Short problem 1 ::
In the records, substitute "Registrar pago" for "Registrar abono" in the lines between the one holding "- direccion-field: DIRECCIÓN: TEXCOCO" and the one holding "- coordenadas-field: COORDENADA", inclusive. Give back only those lines, with everything else unchanged.
========================================================================
For good measure, Ryu hit her approach on 18 to four feet for another birdie, which sparked a champagne-spraying celebration on the 18th green. Pak was among the South Korean contingent that ran out to douse Ryu in her glow-in-the-dark orange shirt and cap.
Great as the moment was, it was the birdie Ryu made on 18 about an hour earlier that was the defining moment of the tournament.
Trailing by one to an opponent who had closed out her round before darkness stopped play the previous night, Ryu stood behind her ball in the fairway, plumbed her 6-iron to her nose, then closed one eye to take dead aim at the 170-yard shot. She drew the shot uphill, over the lake and landed the ball six feet from the hole. Moments later, she slammed the putt home to pull into a tie. She ended up with two birdies in the span of an hour on a hole that yielded only 28 over five days.
Certainly nobody can ever say Ryu backed into this title, won on a 7,000-yard Broadmoor course that got hit by storms every day, turning it into a test of endurance and patience for some players and a sporadic series of starts and stops for others.
"It's never over 'til it's over, especially in these things," Cristie Kerr said. "People really want it, and that was a gutsy putt."
Ryu, who planned on finishing school back home before going to LPGA qualifying school, will cash a $585,000 winner's check and have a ticket to join the American tour at her leisure.
This is Ryu's first major and her first LPGA victory. She joins Pak (1998), Birdie Kim (2005), Inbee Park (2008) and Eun Hee Ji (2009) on the list of South Korean U.S. Open champions. She now holds the lead in the much-watched contest to supplant Pak as the country's greatest player, though it figures this race — like the tournament they just finished — will be a marathon. Ryu is 21 and Seo just turned 25.
========================================================================
Short problem 2 ::
Duplicate the golf report word for word between "Certainly nobody can" and "at her leisure.", inclusive.

Task material ::
========================================================================
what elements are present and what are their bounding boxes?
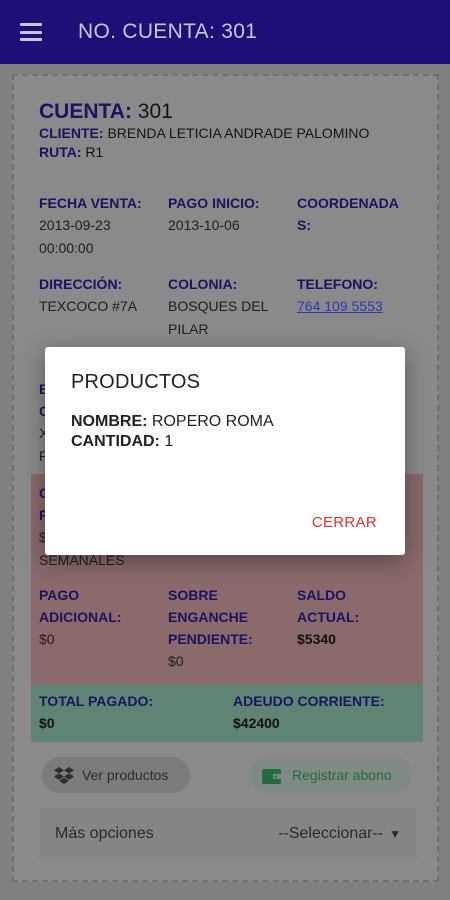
- direccion-field: DIRECCIÓN: TEXCOCO #7A: [39, 273, 137, 318]
- ruta-line: RUTA: R1: [39, 143, 369, 162]
- pago-adicional-label: PAGO: [39, 587, 80, 603]
- sobre-enganche-field: SOBRE ENGANCHE PENDIENTE: $0: [168, 584, 253, 673]
- colonia-label: COLONIA:: [168, 276, 238, 292]
- telefono-label: TELEFONO:: [297, 276, 378, 292]
- pago-inicio-field: PAGO INICIO: 2013-10-06: [168, 192, 260, 237]
- pago-inicio-value: 2013-10-06: [168, 217, 240, 233]
- app-bar: NO. CUENTA: 301: [0, 0, 450, 64]
- fecha-venta-value: 2013-09-23: [39, 217, 111, 233]
- wallet-icon: [262, 768, 282, 784]
- dropbox-icon: [54, 767, 74, 784]
- app-bar-title: NO. CUENTA: 301: [78, 20, 258, 43]
- ruta-label: RUTA:: [39, 144, 82, 160]
- cuenta-line: CUENTA: 301: [39, 100, 369, 124]
- registrar-abono-button[interactable]: Registrar abono: [250, 757, 412, 793]
- totals-section: TOTAL PAGADO: $0 ADEUDO CORRIENTE: $4240…: [31, 684, 423, 742]
- coordenadas-field: COORDENADA S:: [297, 192, 399, 236]
- adeudo-corriente-value: $42400: [233, 715, 280, 731]
- telefono-field: TELEFONO: 764 109 5553: [297, 273, 383, 318]
- fecha-venta-field: FECHA VENTA: 2013-09-23 00:00:00: [39, 192, 142, 260]
- colonia-value-cont: PILAR: [168, 321, 209, 337]
- ver-productos-button[interactable]: Ver productos: [42, 757, 190, 793]
- nombre-value: ROPERO ROMA: [151, 413, 274, 430]
- mas-opciones-label: Más opciones: [55, 825, 154, 842]
- saldo-actual-label-cont: ACTUAL:: [297, 609, 360, 625]
- nombre-label: NOMBRE:: [71, 413, 148, 430]
- direccion-label: DIRECCIÓN:: [39, 276, 123, 292]
- pago-adicional-label-cont: ADICIONAL:: [39, 609, 122, 625]
- sobre-enganche-label-3: PENDIENTE:: [168, 631, 253, 647]
- cliente-value: BRENDA LETICIA ANDRADE PALOMINO: [107, 125, 370, 141]
- fecha-venta-label: FECHA VENTA:: [39, 195, 142, 211]
- account-header: CUENTA: 301 CLIENTE: BRENDA LETICIA ANDR…: [39, 100, 369, 162]
- total-pagado-value: $0: [39, 715, 55, 731]
- saldo-actual-field: SALDO ACTUAL: $5340: [297, 584, 359, 651]
- cliente-label: CLIENTE:: [39, 125, 104, 141]
- cerrar-button[interactable]: CERRAR: [312, 514, 377, 531]
- direccion-value: TEXCOCO #7A: [39, 298, 138, 314]
- mas-opciones-row[interactable]: Más opciones --Seleccionar-- ▼: [39, 808, 417, 860]
- sobre-enganche-label: SOBRE: [168, 587, 218, 603]
- coordenadas-label: COORDENADA: [297, 195, 399, 211]
- adeudo-corriente-label: ADEUDO CORRIENTE:: [233, 693, 385, 709]
- telefono-link[interactable]: 764 109 5553: [297, 295, 383, 318]
- menu-icon[interactable]: [20, 23, 42, 41]
- cantidad-line: CANTIDAD: 1: [71, 433, 173, 451]
- total-pagado-field: TOTAL PAGADO: $0: [39, 690, 153, 735]
- opciones-select-value[interactable]: --Seleccionar--: [278, 825, 383, 843]
- pago-inicio-label: PAGO INICIO:: [168, 195, 260, 211]
- fecha-venta-time: 00:00:00: [39, 240, 94, 256]
- colonia-value: BOSQUES DEL: [168, 298, 269, 314]
- sobre-enganche-label-2: ENGANCHE: [168, 609, 249, 625]
- colonia-field: COLONIA: BOSQUES DEL PILAR: [168, 273, 268, 341]
- cantidad-value: 1: [164, 433, 174, 450]
- ver-productos-label: Ver productos: [82, 767, 169, 783]
- registrar-abono-label: Registrar abono: [292, 767, 392, 783]
- sobre-enganche-value: $0: [168, 653, 184, 669]
- adeudo-corriente-field: ADEUDO CORRIENTE: $42400: [233, 690, 385, 735]
- saldo-actual-label: SALDO: [297, 587, 346, 603]
- coordenadas-label-cont: S:: [297, 217, 311, 233]
- total-pagado-label: TOTAL PAGADO:: [39, 693, 154, 709]
- cuenta-value: 301: [137, 100, 173, 123]
- cantidad-label: CANTIDAD:: [71, 433, 160, 450]
- nombre-line: NOMBRE: ROPERO ROMA: [71, 413, 274, 431]
- dialog-title: PRODUCTOS: [71, 371, 201, 393]
- ruta-value: R1: [85, 144, 104, 160]
- cuenta-label: CUENTA:: [39, 100, 132, 123]
- dropdown-arrow-icon: ▼: [389, 827, 401, 841]
- saldo-actual-value: $5340: [297, 631, 336, 647]
- pago-adicional-value: $0: [39, 631, 55, 647]
- pago-adicional-field: PAGO ADICIONAL: $0: [39, 584, 121, 651]
- productos-dialog: PRODUCTOS NOMBRE: ROPERO ROMA CANTIDAD: …: [45, 347, 405, 555]
- cliente-line: CLIENTE: BRENDA LETICIA ANDRADE PALOMINO: [39, 124, 369, 143]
========================================================================
Written answer 1 ::
- direccion-field: DIRECCIÓN: TEXCOCO #7A: [39, 273, 137, 318]
- ruta-line: RUTA: R1: [39, 143, 369, 162]
- pago-adicional-label: PAGO: [39, 587, 80, 603]
- sobre-enganche-field: SOBRE ENGANCHE PENDIENTE: $0: [168, 584, 253, 673]
- colonia-label: COLONIA:: [168, 276, 238, 292]
- telefono-label: TELEFONO:: [297, 276, 378, 292]
- pago-inicio-field: PAGO INICIO: 2013-10-06: [168, 192, 260, 237]
- pago-inicio-value: 2013-10-06: [168, 217, 240, 233]
- app-bar: NO. CUENTA: 301: [0, 0, 450, 64]
- fecha-venta-value: 2013-09-23: [39, 217, 111, 233]
- wallet-icon: [262, 768, 282, 784]
- dropbox-icon: [54, 767, 74, 784]
- app-bar-title: NO. CUENTA: 301: [78, 20, 258, 43]
- ruta-label: RUTA:: [39, 144, 82, 160]
- cuenta-line: CUENTA: 301: [39, 100, 369, 124]
- registrar-abono-button[interactable]: Registrar pago: [250, 757, 412, 793]
- totals-section: TOTAL PAGADO: $0 ADEUDO CORRIENTE: $4240…: [31, 684, 423, 742]
- coordenadas-field: COORDENADA S:: [297, 192, 399, 236]

Written answer 2 ::
Certainly nobody can ever say Ryu backed into this title, won on a 7,000-yard Broadmoor course that got hit by storms every day, turning it into a test of endurance and patience for some players and a sporadic series of starts and stops for others.
"It's never over 'til it's over, especially in these things," Cristie Kerr said. "People really want it, and that was a gutsy putt."
Ryu, who planned on finishing school back home before going to LPGA qualifying school, will cash a $585,000 winner's check and have a ticket to join the American tour at her leisure.